### Problem details
Copy the lines word for word, from the very first one down to the line that holds "paragraph-text-italic: A vállalkozások", including both.

Data entries:
━━━━━━━━━━━━━━━━━━━━━━━━━━━━━━

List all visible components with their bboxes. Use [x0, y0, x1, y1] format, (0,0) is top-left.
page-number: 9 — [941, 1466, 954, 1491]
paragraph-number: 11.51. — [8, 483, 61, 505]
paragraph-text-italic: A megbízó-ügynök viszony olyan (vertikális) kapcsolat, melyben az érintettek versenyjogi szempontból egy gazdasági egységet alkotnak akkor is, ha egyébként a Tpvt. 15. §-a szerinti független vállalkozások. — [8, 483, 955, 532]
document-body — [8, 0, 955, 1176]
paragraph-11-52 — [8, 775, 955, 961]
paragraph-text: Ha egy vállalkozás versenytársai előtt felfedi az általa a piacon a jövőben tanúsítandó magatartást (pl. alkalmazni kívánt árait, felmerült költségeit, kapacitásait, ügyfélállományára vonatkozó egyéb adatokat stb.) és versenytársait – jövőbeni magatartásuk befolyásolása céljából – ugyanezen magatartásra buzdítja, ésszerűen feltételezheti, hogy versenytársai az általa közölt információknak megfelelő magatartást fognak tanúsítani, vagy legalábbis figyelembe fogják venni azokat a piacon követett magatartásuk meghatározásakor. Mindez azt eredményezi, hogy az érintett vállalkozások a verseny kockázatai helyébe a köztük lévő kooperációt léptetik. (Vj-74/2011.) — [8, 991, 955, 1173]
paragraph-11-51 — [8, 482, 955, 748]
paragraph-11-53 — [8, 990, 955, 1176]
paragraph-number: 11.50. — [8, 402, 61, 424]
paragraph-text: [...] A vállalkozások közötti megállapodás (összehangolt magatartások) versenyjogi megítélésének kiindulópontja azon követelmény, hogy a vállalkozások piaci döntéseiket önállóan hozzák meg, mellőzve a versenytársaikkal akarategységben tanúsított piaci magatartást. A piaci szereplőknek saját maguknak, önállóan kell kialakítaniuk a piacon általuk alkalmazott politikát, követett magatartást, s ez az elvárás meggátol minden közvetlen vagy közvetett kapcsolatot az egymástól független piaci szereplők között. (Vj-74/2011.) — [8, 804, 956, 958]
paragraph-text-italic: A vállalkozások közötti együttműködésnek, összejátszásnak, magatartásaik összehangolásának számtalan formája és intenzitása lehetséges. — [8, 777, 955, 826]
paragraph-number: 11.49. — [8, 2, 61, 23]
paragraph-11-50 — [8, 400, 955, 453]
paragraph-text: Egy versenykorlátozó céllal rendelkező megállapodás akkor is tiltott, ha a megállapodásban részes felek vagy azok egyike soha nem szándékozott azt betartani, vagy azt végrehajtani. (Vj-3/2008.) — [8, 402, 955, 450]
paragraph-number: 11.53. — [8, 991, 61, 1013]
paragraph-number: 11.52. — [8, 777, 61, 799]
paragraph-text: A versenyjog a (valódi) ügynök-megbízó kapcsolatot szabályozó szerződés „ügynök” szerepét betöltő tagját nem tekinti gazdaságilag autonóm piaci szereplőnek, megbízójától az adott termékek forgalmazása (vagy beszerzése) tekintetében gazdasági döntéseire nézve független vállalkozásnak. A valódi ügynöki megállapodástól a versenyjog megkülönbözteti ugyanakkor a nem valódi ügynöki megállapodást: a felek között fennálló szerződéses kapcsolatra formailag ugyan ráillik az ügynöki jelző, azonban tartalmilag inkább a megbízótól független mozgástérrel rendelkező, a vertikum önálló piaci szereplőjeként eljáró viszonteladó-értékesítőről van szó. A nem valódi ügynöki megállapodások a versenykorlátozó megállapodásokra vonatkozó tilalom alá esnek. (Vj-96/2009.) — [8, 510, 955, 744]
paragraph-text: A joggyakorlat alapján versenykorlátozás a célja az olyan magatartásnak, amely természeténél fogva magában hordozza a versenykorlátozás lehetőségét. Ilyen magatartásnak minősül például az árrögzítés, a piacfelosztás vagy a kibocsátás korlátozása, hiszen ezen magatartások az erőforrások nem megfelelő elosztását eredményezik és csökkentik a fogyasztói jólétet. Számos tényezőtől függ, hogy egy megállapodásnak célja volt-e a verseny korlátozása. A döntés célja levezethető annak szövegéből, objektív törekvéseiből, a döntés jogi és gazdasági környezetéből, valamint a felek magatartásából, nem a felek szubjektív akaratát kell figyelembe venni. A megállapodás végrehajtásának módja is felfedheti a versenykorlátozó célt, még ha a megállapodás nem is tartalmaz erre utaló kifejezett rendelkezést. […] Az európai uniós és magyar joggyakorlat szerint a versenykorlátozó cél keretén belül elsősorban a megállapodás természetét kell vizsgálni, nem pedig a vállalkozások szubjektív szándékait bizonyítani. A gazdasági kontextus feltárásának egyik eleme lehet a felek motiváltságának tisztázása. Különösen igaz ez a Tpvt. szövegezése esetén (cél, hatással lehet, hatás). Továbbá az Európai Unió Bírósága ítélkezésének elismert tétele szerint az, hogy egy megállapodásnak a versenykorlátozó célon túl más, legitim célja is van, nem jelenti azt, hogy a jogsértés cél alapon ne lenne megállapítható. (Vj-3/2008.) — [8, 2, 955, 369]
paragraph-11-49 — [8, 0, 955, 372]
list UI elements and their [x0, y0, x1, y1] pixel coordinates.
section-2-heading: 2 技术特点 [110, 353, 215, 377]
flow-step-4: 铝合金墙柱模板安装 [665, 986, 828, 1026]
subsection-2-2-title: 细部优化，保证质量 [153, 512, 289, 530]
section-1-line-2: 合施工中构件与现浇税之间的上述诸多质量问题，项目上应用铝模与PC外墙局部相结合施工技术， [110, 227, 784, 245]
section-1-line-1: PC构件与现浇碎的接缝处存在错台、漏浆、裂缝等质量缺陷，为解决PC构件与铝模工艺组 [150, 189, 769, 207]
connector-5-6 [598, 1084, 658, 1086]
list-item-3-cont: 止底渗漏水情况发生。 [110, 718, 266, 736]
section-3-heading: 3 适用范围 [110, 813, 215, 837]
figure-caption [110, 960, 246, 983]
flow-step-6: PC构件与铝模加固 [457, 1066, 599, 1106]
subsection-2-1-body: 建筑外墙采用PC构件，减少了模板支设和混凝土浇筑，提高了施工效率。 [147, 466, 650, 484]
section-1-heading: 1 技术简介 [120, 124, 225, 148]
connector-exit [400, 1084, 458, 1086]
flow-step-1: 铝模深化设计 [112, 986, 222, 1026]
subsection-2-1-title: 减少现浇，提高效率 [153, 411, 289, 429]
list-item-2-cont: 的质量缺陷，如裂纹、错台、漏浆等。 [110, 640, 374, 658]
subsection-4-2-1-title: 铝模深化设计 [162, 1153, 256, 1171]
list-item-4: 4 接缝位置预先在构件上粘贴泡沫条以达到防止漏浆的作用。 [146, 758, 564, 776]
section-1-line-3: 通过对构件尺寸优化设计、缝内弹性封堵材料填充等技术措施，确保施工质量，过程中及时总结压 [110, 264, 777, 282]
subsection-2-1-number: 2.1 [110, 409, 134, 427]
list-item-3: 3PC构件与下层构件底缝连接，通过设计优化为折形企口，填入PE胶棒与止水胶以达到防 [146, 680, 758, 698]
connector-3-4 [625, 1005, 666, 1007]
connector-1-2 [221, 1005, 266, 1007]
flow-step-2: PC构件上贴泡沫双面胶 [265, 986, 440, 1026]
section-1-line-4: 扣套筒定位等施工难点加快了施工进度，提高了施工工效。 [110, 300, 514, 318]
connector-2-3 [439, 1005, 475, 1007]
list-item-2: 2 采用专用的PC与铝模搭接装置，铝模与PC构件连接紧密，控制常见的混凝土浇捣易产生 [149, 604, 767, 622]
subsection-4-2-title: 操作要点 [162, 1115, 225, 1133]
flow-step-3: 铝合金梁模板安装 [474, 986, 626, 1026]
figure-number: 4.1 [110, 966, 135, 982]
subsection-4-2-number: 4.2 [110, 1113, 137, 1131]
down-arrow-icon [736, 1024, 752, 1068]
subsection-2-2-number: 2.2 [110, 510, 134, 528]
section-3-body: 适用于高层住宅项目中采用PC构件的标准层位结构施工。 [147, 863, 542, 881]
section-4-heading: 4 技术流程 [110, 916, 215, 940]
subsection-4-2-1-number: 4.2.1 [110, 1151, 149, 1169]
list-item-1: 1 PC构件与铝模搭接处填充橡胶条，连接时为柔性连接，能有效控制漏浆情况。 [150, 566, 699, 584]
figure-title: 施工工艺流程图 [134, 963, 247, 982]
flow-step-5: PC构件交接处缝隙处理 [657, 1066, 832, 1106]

━━━━━━━━━━━━━━━━━━━━━━━━━━━━━━

### Final result
List all visible components with their bboxes. Use [x0, y0, x1, y1] format, (0,0) is top-left.
page-number: 9 — [941, 1466, 954, 1491]
paragraph-number: 11.51. — [8, 483, 61, 505]
paragraph-text-italic: A megbízó-ügynök viszony olyan (vertikális) kapcsolat, melyben az érintettek versenyjogi szempontból egy gazdasági egységet alkotnak akkor is, ha egyébként a Tpvt. 15. §-a szerinti független vállalkozások. — [8, 483, 955, 532]
document-body — [8, 0, 955, 1176]
paragraph-11-52 — [8, 775, 955, 961]
paragraph-text: Ha egy vállalkozás versenytársai előtt felfedi az általa a piacon a jövőben tanúsítandó magatartást (pl. alkalmazni kívánt árait, felmerült költségeit, kapacitásait, ügyfélállományára vonatkozó egyéb adatokat stb.) és versenytársait – jövőbeni magatartásuk befolyásolása céljából – ugyanezen magatartásra buzdítja, ésszerűen feltételezheti, hogy versenytársai az általa közölt információknak megfelelő magatartást fognak tanúsítani, vagy legalábbis figyelembe fogják venni azokat a piacon követett magatartásuk meghatározásakor. Mindez azt eredményezi, hogy az érintett vállalkozások a verseny kockázatai helyébe a köztük lévő kooperációt léptetik. (Vj-74/2011.) — [8, 991, 955, 1173]
paragraph-11-51 — [8, 482, 955, 748]
paragraph-11-53 — [8, 990, 955, 1176]
paragraph-number: 11.50. — [8, 402, 61, 424]
paragraph-text: [...] A vállalkozások közötti megállapodás (összehangolt magatartások) versenyjogi megítélésének kiindulópontja azon követelmény, hogy a vállalkozások piaci döntéseiket önállóan hozzák meg, mellőzve a versenytársaikkal akarategységben tanúsított piaci magatartást. A piaci szereplőknek saját maguknak, önállóan kell kialakítaniuk a piacon általuk alkalmazott politikát, követett magatartást, s ez az elvárás meggátol minden közvetlen vagy közvetett kapcsolatot az egymástól független piaci szereplők között. (Vj-74/2011.) — [8, 804, 956, 958]
paragraph-text-italic: A vállalkozások közötti együttműködésnek, összejátszásnak, magatartásaik összehangolásának számtalan formája és intenzitása lehetséges. — [8, 777, 955, 826]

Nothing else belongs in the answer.